>>
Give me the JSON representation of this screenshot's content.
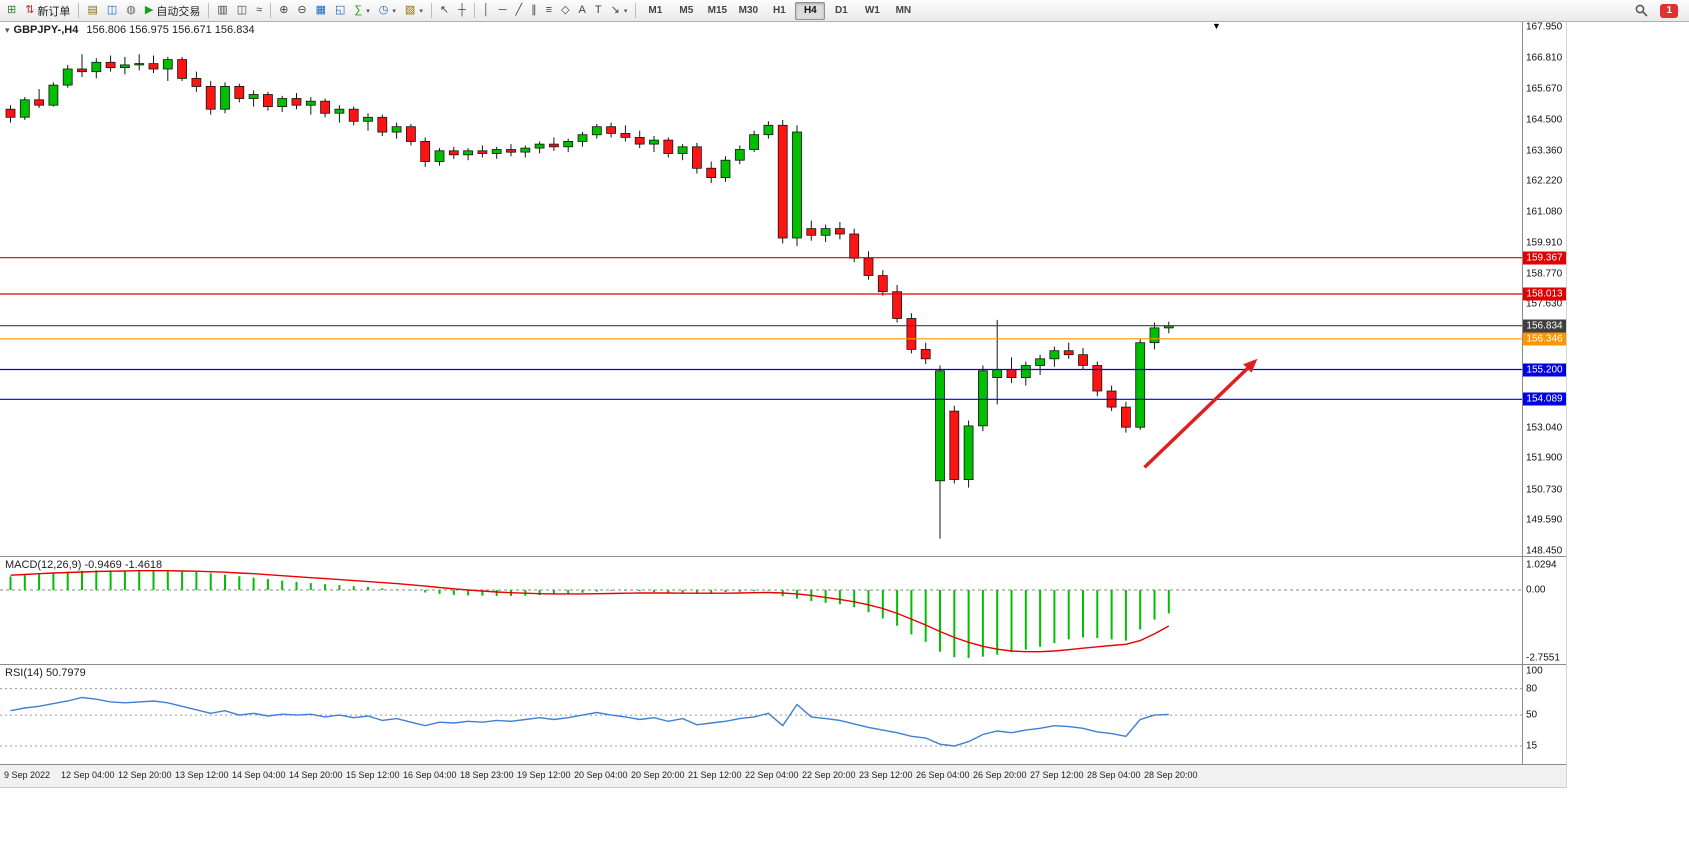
{
  "toolbar": {
    "items": [
      {
        "name": "new-chart",
        "glyph": "⊞",
        "color": "#2e7d32"
      },
      {
        "name": "new-order",
        "glyph": "⇅",
        "color": "#c62828",
        "label": "新订单"
      },
      {
        "sep": true
      },
      {
        "name": "chart-profiles",
        "glyph": "▤",
        "color": "#8d6e00"
      },
      {
        "name": "data-window",
        "glyph": "◫",
        "color": "#1565c0"
      },
      {
        "name": "navigator",
        "glyph": "◍",
        "color": "#666666"
      },
      {
        "name": "auto-trading",
        "glyph": "▶",
        "color": "#18a018",
        "label": "自动交易"
      },
      {
        "sep": true
      },
      {
        "name": "bar-chart-mode",
        "glyph": "▥",
        "color": "#444444"
      },
      {
        "name": "candlestick-mode",
        "glyph": "◫",
        "color": "#444444"
      },
      {
        "name": "line-chart-mode",
        "glyph": "≈",
        "color": "#444444"
      },
      {
        "sep": true
      },
      {
        "name": "zoom-in",
        "glyph": "⊕",
        "color": "#444444"
      },
      {
        "name": "zoom-out",
        "glyph": "⊖",
        "color": "#444444"
      },
      {
        "name": "tile-windows",
        "glyph": "▦",
        "color": "#1565c0"
      },
      {
        "name": "arrange-windows",
        "glyph": "◱",
        "color": "#1565c0"
      },
      {
        "name": "indicators",
        "glyph": "∑",
        "color": "#18a018",
        "dropdown": true
      },
      {
        "name": "periods",
        "glyph": "◷",
        "color": "#1565c0",
        "dropdown": true
      },
      {
        "name": "templates",
        "glyph": "▧",
        "color": "#8d6e00",
        "dropdown": true
      },
      {
        "sep": true
      },
      {
        "name": "cursor",
        "glyph": "↖",
        "color": "#444444"
      },
      {
        "name": "crosshair",
        "glyph": "┼",
        "color": "#444444"
      },
      {
        "sep": true
      },
      {
        "name": "vertical-line",
        "glyph": "│",
        "color": "#444444"
      },
      {
        "name": "horizontal-line",
        "glyph": "─",
        "color": "#444444"
      },
      {
        "name": "trendline",
        "glyph": "╱",
        "color": "#444444"
      },
      {
        "name": "equidistant-channel",
        "glyph": "∥",
        "color": "#444444"
      },
      {
        "name": "fibonacci",
        "glyph": "≡",
        "color": "#444444"
      },
      {
        "name": "shapes",
        "glyph": "◇",
        "color": "#444444"
      },
      {
        "name": "text",
        "glyph": "A",
        "color": "#444444"
      },
      {
        "name": "text-label",
        "glyph": "T",
        "color": "#444444"
      },
      {
        "name": "arrows-objects",
        "glyph": "↘",
        "color": "#444444",
        "dropdown": true
      },
      {
        "sep": true
      }
    ],
    "timeframes": [
      "M1",
      "M5",
      "M15",
      "M30",
      "H1",
      "H4",
      "D1",
      "W1",
      "MN"
    ],
    "active_timeframe": "H4",
    "notification_count": "1"
  },
  "chart": {
    "symbol_title": "GBPJPY-,H4",
    "ohlc": "156.806 156.975 156.671 156.834",
    "scroll_marker": "▼",
    "dropdown_glyph": "▾"
  },
  "chart_data": {
    "type": "candlestick",
    "symbol": "GBPJPY",
    "timeframe": "H4",
    "ohlc_display": {
      "open": "156.806",
      "high": "156.975",
      "low": "156.671",
      "close": "156.834"
    },
    "price_axis_labels": [
      "167.950",
      "166.810",
      "165.670",
      "164.500",
      "163.360",
      "162.220",
      "161.080",
      "159.910",
      "158.770",
      "157.630",
      "153.040",
      "151.900",
      "150.730",
      "149.590",
      "148.450"
    ],
    "hlines": [
      {
        "price": 159.367,
        "label": "159.367",
        "color": "#e00000"
      },
      {
        "price": 158.013,
        "label": "158.013",
        "color": "#e00000"
      },
      {
        "price": 156.834,
        "label": "156.834",
        "color": "#3f3f3f"
      },
      {
        "price": 156.346,
        "label": "156.346",
        "color": "#ff9500"
      },
      {
        "price": 155.2,
        "label": "155.200",
        "color": "#0000e0"
      },
      {
        "price": 154.089,
        "label": "154.089",
        "color": "#0000e0"
      }
    ],
    "trend_arrow": {
      "x1_index": 79.3,
      "price1": 151.55,
      "x2_index": 87.2,
      "price2": 155.6,
      "color": "#e02020"
    },
    "candles": [
      [
        164.9,
        165.05,
        164.4,
        164.6
      ],
      [
        164.6,
        165.35,
        164.5,
        165.25
      ],
      [
        165.25,
        165.65,
        164.95,
        165.05
      ],
      [
        165.05,
        165.9,
        165.0,
        165.8
      ],
      [
        165.8,
        166.55,
        165.7,
        166.4
      ],
      [
        166.4,
        166.95,
        166.1,
        166.3
      ],
      [
        166.3,
        166.8,
        166.05,
        166.65
      ],
      [
        166.65,
        166.9,
        166.3,
        166.45
      ],
      [
        166.45,
        166.85,
        166.2,
        166.55
      ],
      [
        166.55,
        166.95,
        166.35,
        166.6
      ],
      [
        166.6,
        166.9,
        166.25,
        166.4
      ],
      [
        166.4,
        166.85,
        165.95,
        166.75
      ],
      [
        166.75,
        166.85,
        165.95,
        166.05
      ],
      [
        166.05,
        166.3,
        165.55,
        165.75
      ],
      [
        165.75,
        165.95,
        164.7,
        164.9
      ],
      [
        164.9,
        165.9,
        164.75,
        165.75
      ],
      [
        165.75,
        165.85,
        165.15,
        165.3
      ],
      [
        165.3,
        165.6,
        165.0,
        165.45
      ],
      [
        165.45,
        165.55,
        164.85,
        165.0
      ],
      [
        165.0,
        165.4,
        164.8,
        165.3
      ],
      [
        165.3,
        165.5,
        164.9,
        165.05
      ],
      [
        165.05,
        165.35,
        164.7,
        165.2
      ],
      [
        165.2,
        165.3,
        164.6,
        164.75
      ],
      [
        164.75,
        165.05,
        164.4,
        164.9
      ],
      [
        164.9,
        165.0,
        164.3,
        164.45
      ],
      [
        164.45,
        164.75,
        164.1,
        164.6
      ],
      [
        164.6,
        164.7,
        163.9,
        164.05
      ],
      [
        164.05,
        164.4,
        163.8,
        164.25
      ],
      [
        164.25,
        164.35,
        163.55,
        163.7
      ],
      [
        163.7,
        163.85,
        162.75,
        162.95
      ],
      [
        162.95,
        163.45,
        162.8,
        163.35
      ],
      [
        163.35,
        163.5,
        163.05,
        163.2
      ],
      [
        163.2,
        163.45,
        163.0,
        163.35
      ],
      [
        163.35,
        163.55,
        163.1,
        163.25
      ],
      [
        163.25,
        163.5,
        163.05,
        163.4
      ],
      [
        163.4,
        163.6,
        163.15,
        163.3
      ],
      [
        163.3,
        163.55,
        163.1,
        163.45
      ],
      [
        163.45,
        163.7,
        163.25,
        163.6
      ],
      [
        163.6,
        163.85,
        163.35,
        163.5
      ],
      [
        163.5,
        163.8,
        163.3,
        163.7
      ],
      [
        163.7,
        164.05,
        163.5,
        163.95
      ],
      [
        163.95,
        164.35,
        163.8,
        164.25
      ],
      [
        164.25,
        164.4,
        163.85,
        164.0
      ],
      [
        164.0,
        164.3,
        163.7,
        163.85
      ],
      [
        163.85,
        164.1,
        163.45,
        163.6
      ],
      [
        163.6,
        163.9,
        163.3,
        163.75
      ],
      [
        163.75,
        163.85,
        163.1,
        163.25
      ],
      [
        163.25,
        163.6,
        163.0,
        163.5
      ],
      [
        163.5,
        163.65,
        162.5,
        162.7
      ],
      [
        162.7,
        162.95,
        162.15,
        162.35
      ],
      [
        162.35,
        163.15,
        162.2,
        163.0
      ],
      [
        163.0,
        163.55,
        162.85,
        163.4
      ],
      [
        163.4,
        164.1,
        163.3,
        163.95
      ],
      [
        163.95,
        164.45,
        163.8,
        164.3
      ],
      [
        164.3,
        164.5,
        159.9,
        160.1
      ],
      [
        160.1,
        164.3,
        159.8,
        164.05
      ],
      [
        160.45,
        160.75,
        160.0,
        160.2
      ],
      [
        160.2,
        160.6,
        159.95,
        160.45
      ],
      [
        160.45,
        160.7,
        160.05,
        160.25
      ],
      [
        160.25,
        160.45,
        159.2,
        159.35
      ],
      [
        159.35,
        159.6,
        158.55,
        158.7
      ],
      [
        158.7,
        158.9,
        157.95,
        158.1
      ],
      [
        158.1,
        158.35,
        156.95,
        157.1
      ],
      [
        157.1,
        157.3,
        155.8,
        155.95
      ],
      [
        155.95,
        156.2,
        155.4,
        155.6
      ],
      [
        151.05,
        155.35,
        148.9,
        155.15
      ],
      [
        153.65,
        153.85,
        150.95,
        151.1
      ],
      [
        151.1,
        153.3,
        150.8,
        153.1
      ],
      [
        153.1,
        155.35,
        152.9,
        155.15
      ],
      [
        154.9,
        157.05,
        153.9,
        155.2
      ],
      [
        155.2,
        155.65,
        154.7,
        154.9
      ],
      [
        154.9,
        155.5,
        154.6,
        155.35
      ],
      [
        155.35,
        155.75,
        155.0,
        155.6
      ],
      [
        155.6,
        156.05,
        155.3,
        155.9
      ],
      [
        155.9,
        156.2,
        155.6,
        155.75
      ],
      [
        155.75,
        156.0,
        155.2,
        155.35
      ],
      [
        155.35,
        155.5,
        154.2,
        154.4
      ],
      [
        154.4,
        154.6,
        153.65,
        153.8
      ],
      [
        153.8,
        154.0,
        152.85,
        153.05
      ],
      [
        153.05,
        156.35,
        152.95,
        156.2
      ],
      [
        156.2,
        156.95,
        155.95,
        156.75
      ],
      [
        156.75,
        156.98,
        156.55,
        156.83
      ]
    ],
    "time_labels": [
      "9 Sep 2022",
      "12 Sep 04:00",
      "12 Sep 20:00",
      "13 Sep 12:00",
      "14 Sep 04:00",
      "14 Sep 20:00",
      "15 Sep 12:00",
      "16 Sep 04:00",
      "18 Sep 23:00",
      "19 Sep 12:00",
      "20 Sep 04:00",
      "20 Sep 20:00",
      "21 Sep 12:00",
      "22 Sep 04:00",
      "22 Sep 20:00",
      "23 Sep 12:00",
      "26 Sep 04:00",
      "26 Sep 20:00",
      "27 Sep 12:00",
      "28 Sep 04:00",
      "28 Sep 20:00"
    ],
    "macd": {
      "label": "MACD(12,26,9)",
      "main_value": "-0.9469",
      "signal_value": "-1.4618",
      "axis_labels": [
        "1.0294",
        "0.00",
        "-2.7551"
      ],
      "histogram": [
        0.55,
        0.6,
        0.65,
        0.7,
        0.74,
        0.78,
        0.8,
        0.8,
        0.79,
        0.78,
        0.78,
        0.77,
        0.76,
        0.73,
        0.68,
        0.62,
        0.56,
        0.5,
        0.44,
        0.38,
        0.33,
        0.28,
        0.24,
        0.2,
        0.16,
        0.12,
        0.07,
        0.03,
        -0.02,
        -0.1,
        -0.16,
        -0.2,
        -0.22,
        -0.23,
        -0.24,
        -0.24,
        -0.23,
        -0.21,
        -0.18,
        -0.15,
        -0.11,
        -0.06,
        -0.03,
        -0.03,
        -0.05,
        -0.08,
        -0.12,
        -0.14,
        -0.13,
        -0.1,
        -0.08,
        -0.07,
        -0.05,
        -0.03,
        -0.25,
        -0.35,
        -0.45,
        -0.52,
        -0.58,
        -0.7,
        -0.9,
        -1.15,
        -1.45,
        -1.8,
        -2.1,
        -2.5,
        -2.72,
        -2.75,
        -2.7,
        -2.62,
        -2.52,
        -2.42,
        -2.3,
        -2.15,
        -2.0,
        -1.92,
        -1.95,
        -2.0,
        -2.05,
        -1.6,
        -1.2,
        -0.95
      ],
      "signal": [
        0.6,
        0.63,
        0.66,
        0.69,
        0.71,
        0.73,
        0.75,
        0.76,
        0.77,
        0.78,
        0.78,
        0.78,
        0.77,
        0.76,
        0.74,
        0.72,
        0.69,
        0.66,
        0.62,
        0.58,
        0.54,
        0.5,
        0.46,
        0.42,
        0.38,
        0.34,
        0.3,
        0.26,
        0.21,
        0.16,
        0.1,
        0.05,
        0.0,
        -0.04,
        -0.08,
        -0.11,
        -0.13,
        -0.15,
        -0.16,
        -0.16,
        -0.16,
        -0.15,
        -0.14,
        -0.13,
        -0.12,
        -0.12,
        -0.12,
        -0.13,
        -0.13,
        -0.13,
        -0.13,
        -0.12,
        -0.11,
        -0.1,
        -0.12,
        -0.16,
        -0.22,
        -0.3,
        -0.38,
        -0.48,
        -0.6,
        -0.75,
        -0.95,
        -1.18,
        -1.42,
        -1.68,
        -1.92,
        -2.12,
        -2.28,
        -2.4,
        -2.47,
        -2.5,
        -2.5,
        -2.47,
        -2.42,
        -2.36,
        -2.3,
        -2.25,
        -2.2,
        -2.05,
        -1.78,
        -1.46
      ]
    },
    "rsi": {
      "label": "RSI(14)",
      "value": "50.7979",
      "levels": [
        80,
        50,
        15
      ],
      "axis_labels": [
        "100",
        "80",
        "50",
        "15"
      ],
      "series": [
        55,
        58,
        60,
        63,
        66,
        70,
        68,
        65,
        64,
        65,
        66,
        64,
        60,
        56,
        52,
        55,
        50,
        52,
        49,
        51,
        50,
        51,
        48,
        50,
        47,
        49,
        44,
        46,
        42,
        38,
        42,
        41,
        43,
        42,
        44,
        43,
        45,
        47,
        45,
        47,
        50,
        53,
        50,
        48,
        45,
        47,
        43,
        46,
        39,
        41,
        43,
        46,
        48,
        52,
        38,
        62,
        48,
        46,
        44,
        40,
        36,
        33,
        30,
        26,
        24,
        17,
        15,
        20,
        28,
        32,
        30,
        33,
        35,
        38,
        37,
        35,
        31,
        29,
        26,
        45,
        50,
        50.8
      ]
    }
  }
}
<<
Brief
Identify each line in the records above that contains the word "mode", and copy it out in full.

Finished task
        "name": "bar-chart-mode",
        "name": "candlestick-mode",
        "name": "line-chart-mode",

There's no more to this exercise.